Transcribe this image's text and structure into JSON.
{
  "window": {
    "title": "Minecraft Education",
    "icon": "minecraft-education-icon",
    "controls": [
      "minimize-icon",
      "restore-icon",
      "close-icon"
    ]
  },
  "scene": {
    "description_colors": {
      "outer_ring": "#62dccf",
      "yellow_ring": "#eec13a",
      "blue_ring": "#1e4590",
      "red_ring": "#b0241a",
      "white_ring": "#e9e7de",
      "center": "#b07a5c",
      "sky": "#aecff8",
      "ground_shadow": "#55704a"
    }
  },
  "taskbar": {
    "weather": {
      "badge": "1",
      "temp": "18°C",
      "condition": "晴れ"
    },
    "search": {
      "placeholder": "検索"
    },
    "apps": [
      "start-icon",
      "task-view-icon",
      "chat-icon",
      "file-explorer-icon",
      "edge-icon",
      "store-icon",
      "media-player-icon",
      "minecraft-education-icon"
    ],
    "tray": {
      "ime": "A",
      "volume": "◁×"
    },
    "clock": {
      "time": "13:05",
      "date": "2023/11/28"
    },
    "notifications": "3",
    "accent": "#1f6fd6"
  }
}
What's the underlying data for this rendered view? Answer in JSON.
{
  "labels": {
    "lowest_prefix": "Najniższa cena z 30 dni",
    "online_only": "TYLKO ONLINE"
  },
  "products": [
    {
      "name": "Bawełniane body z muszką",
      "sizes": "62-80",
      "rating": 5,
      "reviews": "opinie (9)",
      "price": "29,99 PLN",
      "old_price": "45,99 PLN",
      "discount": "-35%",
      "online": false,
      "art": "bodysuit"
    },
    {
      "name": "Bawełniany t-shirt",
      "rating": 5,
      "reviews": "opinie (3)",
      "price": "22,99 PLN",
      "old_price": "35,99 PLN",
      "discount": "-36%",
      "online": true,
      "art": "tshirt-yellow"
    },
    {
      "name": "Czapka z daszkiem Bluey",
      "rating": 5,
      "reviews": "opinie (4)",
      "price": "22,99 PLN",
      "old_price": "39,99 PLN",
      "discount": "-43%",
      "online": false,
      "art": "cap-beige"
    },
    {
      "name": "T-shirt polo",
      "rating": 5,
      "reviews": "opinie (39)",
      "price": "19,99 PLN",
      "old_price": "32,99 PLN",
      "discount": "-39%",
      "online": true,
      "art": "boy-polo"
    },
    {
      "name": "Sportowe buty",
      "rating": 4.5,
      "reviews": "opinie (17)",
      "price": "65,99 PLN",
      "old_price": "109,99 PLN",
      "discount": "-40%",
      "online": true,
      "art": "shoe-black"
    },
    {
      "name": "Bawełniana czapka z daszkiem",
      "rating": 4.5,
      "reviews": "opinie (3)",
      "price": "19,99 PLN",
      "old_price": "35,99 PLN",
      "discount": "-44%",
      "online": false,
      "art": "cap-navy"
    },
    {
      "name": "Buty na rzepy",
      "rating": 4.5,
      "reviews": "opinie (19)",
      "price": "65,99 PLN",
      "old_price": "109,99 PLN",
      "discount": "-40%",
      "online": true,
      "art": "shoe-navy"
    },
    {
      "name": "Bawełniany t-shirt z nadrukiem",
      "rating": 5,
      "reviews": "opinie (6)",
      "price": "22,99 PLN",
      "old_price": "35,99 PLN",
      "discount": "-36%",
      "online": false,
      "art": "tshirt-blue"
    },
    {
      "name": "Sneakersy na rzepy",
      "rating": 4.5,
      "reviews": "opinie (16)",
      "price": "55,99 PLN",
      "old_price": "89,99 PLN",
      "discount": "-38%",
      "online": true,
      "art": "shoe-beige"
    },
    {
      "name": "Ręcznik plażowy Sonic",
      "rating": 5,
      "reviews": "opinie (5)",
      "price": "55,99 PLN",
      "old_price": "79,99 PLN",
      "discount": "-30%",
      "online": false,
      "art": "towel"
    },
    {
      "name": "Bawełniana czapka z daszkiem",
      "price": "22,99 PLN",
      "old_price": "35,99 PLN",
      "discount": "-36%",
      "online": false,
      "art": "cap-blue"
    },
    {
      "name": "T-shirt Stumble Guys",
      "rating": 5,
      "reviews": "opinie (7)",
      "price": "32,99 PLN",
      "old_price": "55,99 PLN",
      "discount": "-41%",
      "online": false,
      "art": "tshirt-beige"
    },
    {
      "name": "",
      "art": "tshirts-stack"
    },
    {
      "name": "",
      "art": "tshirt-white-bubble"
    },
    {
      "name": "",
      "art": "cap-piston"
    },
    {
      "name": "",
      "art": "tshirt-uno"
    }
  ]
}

• _What you will do_
Repeat back the data above, exact to the last character.

• _Solution_
Transcribe this image's text and structure into JSON.
{
  "window": {
    "title": "Minecraft Education",
    "icon": "minecraft-education-icon",
    "controls": [
      "minimize-icon",
      "restore-icon",
      "close-icon"
    ]
  },
  "scene": {
    "description_colors": {
      "outer_ring": "#62dccf",
      "yellow_ring": "#eec13a",
      "blue_ring": "#1e4590",
      "red_ring": "#b0241a",
      "white_ring": "#e9e7de",
      "center": "#b07a5c",
      "sky": "#aecff8",
      "ground_shadow": "#55704a"
    }
  },
  "taskbar": {
    "weather": {
      "badge": "1",
      "temp": "18°C",
      "condition": "晴れ"
    },
    "search": {
      "placeholder": "検索"
    },
    "apps": [
      "start-icon",
      "task-view-icon",
      "chat-icon",
      "file-explorer-icon",
      "edge-icon",
      "store-icon",
      "media-player-icon",
      "minecraft-education-icon"
    ],
    "tray": {
      "ime": "A",
      "volume": "◁×"
    },
    "clock": {
      "time": "13:05",
      "date": "2023/11/28"
    },
    "notifications": "3",
    "accent": "#1f6fd6"
  }
}
What's the underlying data for this rendered view? Answer in JSON.
{
  "labels": {
    "lowest_prefix": "Najniższa cena z 30 dni",
    "online_only": "TYLKO ONLINE"
  },
  "products": [
    {
      "name": "Bawełniane body z muszką",
      "sizes": "62-80",
      "rating": 5,
      "reviews": "opinie (9)",
      "price": "29,99 PLN",
      "old_price": "45,99 PLN",
      "discount": "-35%",
      "online": false,
      "art": "bodysuit"
    },
    {
      "name": "Bawełniany t-shirt",
      "rating": 5,
      "reviews": "opinie (3)",
      "price": "22,99 PLN",
      "old_price": "35,99 PLN",
      "discount": "-36%",
      "online": true,
      "art": "tshirt-yellow"
    },
    {
      "name": "Czapka z daszkiem Bluey",
      "rating": 5,
      "reviews": "opinie (4)",
      "price": "22,99 PLN",
      "old_price": "39,99 PLN",
      "discount": "-43%",
      "online": false,
      "art": "cap-beige"
    },
    {
      "name": "T-shirt polo",
      "rating": 5,
      "reviews": "opinie (39)",
      "price": "19,99 PLN",
      "old_price": "32,99 PLN",
      "discount": "-39%",
      "online": true,
      "art": "boy-polo"
    },
    {
      "name": "Sportowe buty",
      "rating": 4.5,
      "reviews": "opinie (17)",
      "price": "65,99 PLN",
      "old_price": "109,99 PLN",
      "discount": "-40%",
      "online": true,
      "art": "shoe-black"
    },
    {
      "name": "Bawełniana czapka z daszkiem",
      "rating": 4.5,
      "reviews": "opinie (3)",
      "price": "19,99 PLN",
      "old_price": "35,99 PLN",
      "discount": "-44%",
      "online": false,
      "art": "cap-navy"
    },
    {
      "name": "Buty na rzepy",
      "rating": 4.5,
      "reviews": "opinie (19)",
      "price": "65,99 PLN",
      "old_price": "109,99 PLN",
      "discount": "-40%",
      "online": true,
      "art": "shoe-navy"
    },
    {
      "name": "Bawełniany t-shirt z nadrukiem",
      "rating": 5,
      "reviews": "opinie (6)",
      "price": "22,99 PLN",
      "old_price": "35,99 PLN",
      "discount": "-36%",
      "online": false,
      "art": "tshirt-blue"
    },
    {
      "name": "Sneakersy na rzepy",
      "rating": 4.5,
      "reviews": "opinie (16)",
      "price": "55,99 PLN",
      "old_price": "89,99 PLN",
      "discount": "-38%",
      "online": true,
      "art": "shoe-beige"
    },
    {
      "name": "Ręcznik plażowy Sonic",
      "rating": 5,
      "reviews": "opinie (5)",
      "price": "55,99 PLN",
      "old_price": "79,99 PLN",
      "discount": "-30%",
      "online": false,
      "art": "towel"
    },
    {
      "name": "Bawełniana czapka z daszkiem",
      "price": "22,99 PLN",
      "old_price": "35,99 PLN",
      "discount": "-36%",
      "online": false,
      "art": "cap-blue"
    },
    {
      "name": "T-shirt Stumble Guys",
      "rating": 5,
      "reviews": "opinie (7)",
      "price": "32,99 PLN",
      "old_price": "55,99 PLN",
      "discount": "-41%",
      "online": false,
      "art": "tshirt-beige"
    },
    {
      "name": "",
      "art": "tshirts-stack"
    },
    {
      "name": "",
      "art": "tshirt-white-bubble"
    },
    {
      "name": "",
      "art": "cap-piston"
    },
    {
      "name": "",
      "art": "tshirt-uno"
    }
  ]
}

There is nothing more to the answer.